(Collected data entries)
┄┄┄┄┄┄┄┄┄┄┄┄┄┄┄┄┄┄┄┄
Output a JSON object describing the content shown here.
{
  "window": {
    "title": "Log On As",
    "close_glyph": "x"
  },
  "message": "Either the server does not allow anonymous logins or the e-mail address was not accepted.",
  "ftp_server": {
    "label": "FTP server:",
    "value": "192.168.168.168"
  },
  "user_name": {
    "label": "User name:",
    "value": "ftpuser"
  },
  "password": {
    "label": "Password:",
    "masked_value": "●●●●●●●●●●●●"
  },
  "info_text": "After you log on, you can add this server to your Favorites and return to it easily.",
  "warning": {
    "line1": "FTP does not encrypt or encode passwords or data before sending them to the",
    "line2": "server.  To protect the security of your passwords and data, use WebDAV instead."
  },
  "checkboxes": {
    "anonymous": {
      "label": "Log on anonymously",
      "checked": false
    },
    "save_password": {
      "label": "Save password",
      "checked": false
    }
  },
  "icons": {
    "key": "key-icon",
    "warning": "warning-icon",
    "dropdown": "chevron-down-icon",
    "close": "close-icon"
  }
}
┄┄┄┄┄┄┄┄┄┄┄┄┄┄┄┄┄┄┄┄
**GOAL**
Every entry should be printed again exactly as it stands.

**WRITTEN REPLY**
Output a JSON object describing the content shown here.
{
  "window": {
    "title": "Log On As",
    "close_glyph": "x"
  },
  "message": "Either the server does not allow anonymous logins or the e-mail address was not accepted.",
  "ftp_server": {
    "label": "FTP server:",
    "value": "192.168.168.168"
  },
  "user_name": {
    "label": "User name:",
    "value": "ftpuser"
  },
  "password": {
    "label": "Password:",
    "masked_value": "●●●●●●●●●●●●"
  },
  "info_text": "After you log on, you can add this server to your Favorites and return to it easily.",
  "warning": {
    "line1": "FTP does not encrypt or encode passwords or data before sending them to the",
    "line2": "server.  To protect the security of your passwords and data, use WebDAV instead."
  },
  "checkboxes": {
    "anonymous": {
      "label": "Log on anonymously",
      "checked": false
    },
    "save_password": {
      "label": "Save password",
      "checked": false
    }
  },
  "icons": {
    "key": "key-icon",
    "warning": "warning-icon",
    "dropdown": "chevron-down-icon",
    "close": "close-icon"
  }
}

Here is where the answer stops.